▶ **WHAT THE TASK ASKS**: Pictures aside, repeat every entry exactly.
━━━━━ DATA IN THIS EXERCISE
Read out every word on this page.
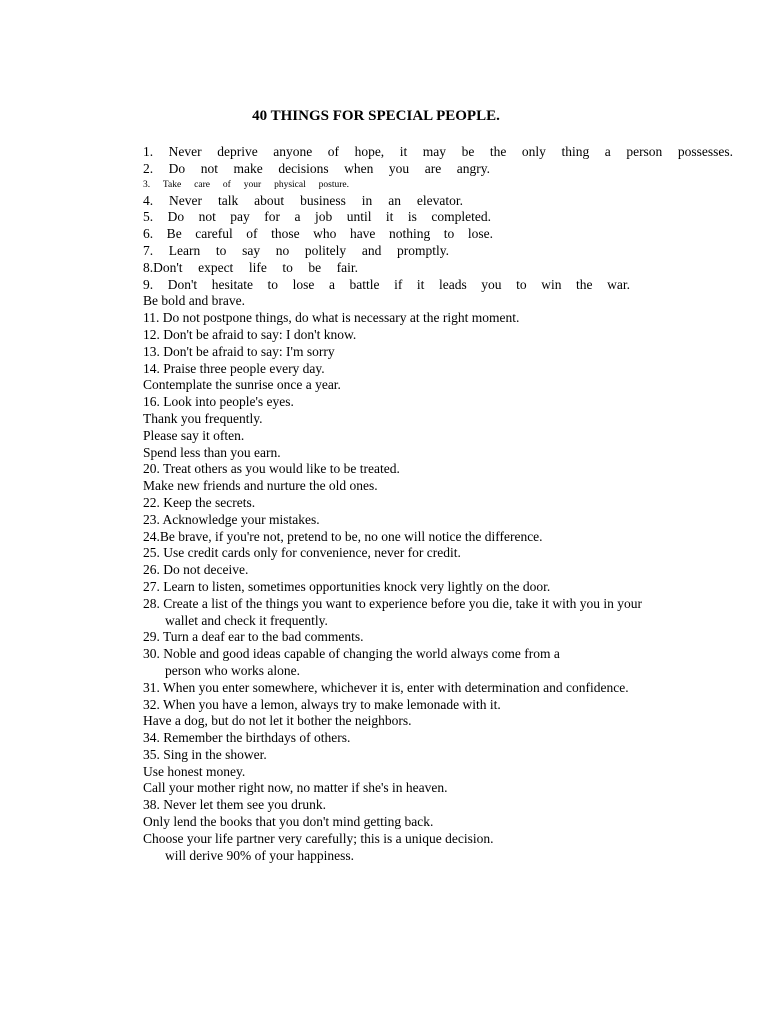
40 THINGS FOR SPECIAL PEOPLE.
1. Never deprive anyone of hope, it may be the only thing a person possesses.
2. Do not make decisions when you are angry.
3. Take care of your physical posture.
4. Never talk about business in an elevator.
5. Do not pay for a job until it is completed.
6. Be careful of those who have nothing to lose.
7. Learn to say no politely and promptly.
8.Don't expect life to be fair.
9. Don't hesitate to lose a battle if it leads you to win the war.
Be bold and brave.
11. Do not postpone things, do what is necessary at the right moment.
12. Don't be afraid to say: I don't know.
13. Don't be afraid to say: I'm sorry
14. Praise three people every day.
Contemplate the sunrise once a year.
16. Look into people's eyes.
Thank you frequently.
Please say it often.
Spend less than you earn.
20. Treat others as you would like to be treated.
Make new friends and nurture the old ones.
22. Keep the secrets.
23. Acknowledge your mistakes.
24.Be brave, if you're not, pretend to be, no one will notice the difference.
25. Use credit cards only for convenience, never for credit.
26. Do not deceive.
27. Learn to listen, sometimes opportunities knock very lightly on the door.
28. Create a list of the things you want to experience before you die, take it with you in your
wallet and check it frequently.
29. Turn a deaf ear to the bad comments.
30. Noble and good ideas capable of changing the world always come from a
person who works alone.
31. When you enter somewhere, whichever it is, enter with determination and confidence.
32. When you have a lemon, always try to make lemonade with it.
Have a dog, but do not let it bother the neighbors.
34. Remember the birthdays of others.
35. Sing in the shower.
Use honest money.
Call your mother right now, no matter if she's in heaven.
38. Never let them see you drunk.
Only lend the books that you don't mind getting back.
Choose your life partner very carefully; this is a unique decision.
will derive 90% of your happiness.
━━━━━━━━━━
▶ **RIGHT ANSWER**:
Read out every word on this page.
40 THINGS FOR SPECIAL PEOPLE.
1. Never deprive anyone of hope, it may be the only thing a person possesses.
2. Do not make decisions when you are angry.
3. Take care of your physical posture.
4. Never talk about business in an elevator.
5. Do not pay for a job until it is completed.
6. Be careful of those who have nothing to lose.
7. Learn to say no politely and promptly.
8.Don't expect life to be fair.
9. Don't hesitate to lose a battle if it leads you to win the war.
Be bold and brave.
11. Do not postpone things, do what is necessary at the right moment.
12. Don't be afraid to say: I don't know.
13. Don't be afraid to say: I'm sorry
14. Praise three people every day.
Contemplate the sunrise once a year.
16. Look into people's eyes.
Thank you frequently.
Please say it often.
Spend less than you earn.
20. Treat others as you would like to be treated.
Make new friends and nurture the old ones.
22. Keep the secrets.
23. Acknowledge your mistakes.
24.Be brave, if you're not, pretend to be, no one will notice the difference.
25. Use credit cards only for convenience, never for credit.
26. Do not deceive.
27. Learn to listen, sometimes opportunities knock very lightly on the door.
28. Create a list of the things you want to experience before you die, take it with you in your
wallet and check it frequently.
29. Turn a deaf ear to the bad comments.
30. Noble and good ideas capable of changing the world always come from a
person who works alone.
31. When you enter somewhere, whichever it is, enter with determination and confidence.
32. When you have a lemon, always try to make lemonade with it.
Have a dog, but do not let it bother the neighbors.
34. Remember the birthdays of others.
35. Sing in the shower.
Use honest money.
Call your mother right now, no matter if she's in heaven.
38. Never let them see you drunk.
Only lend the books that you don't mind getting back.
Choose your life partner very carefully; this is a unique decision.
will derive 90% of your happiness.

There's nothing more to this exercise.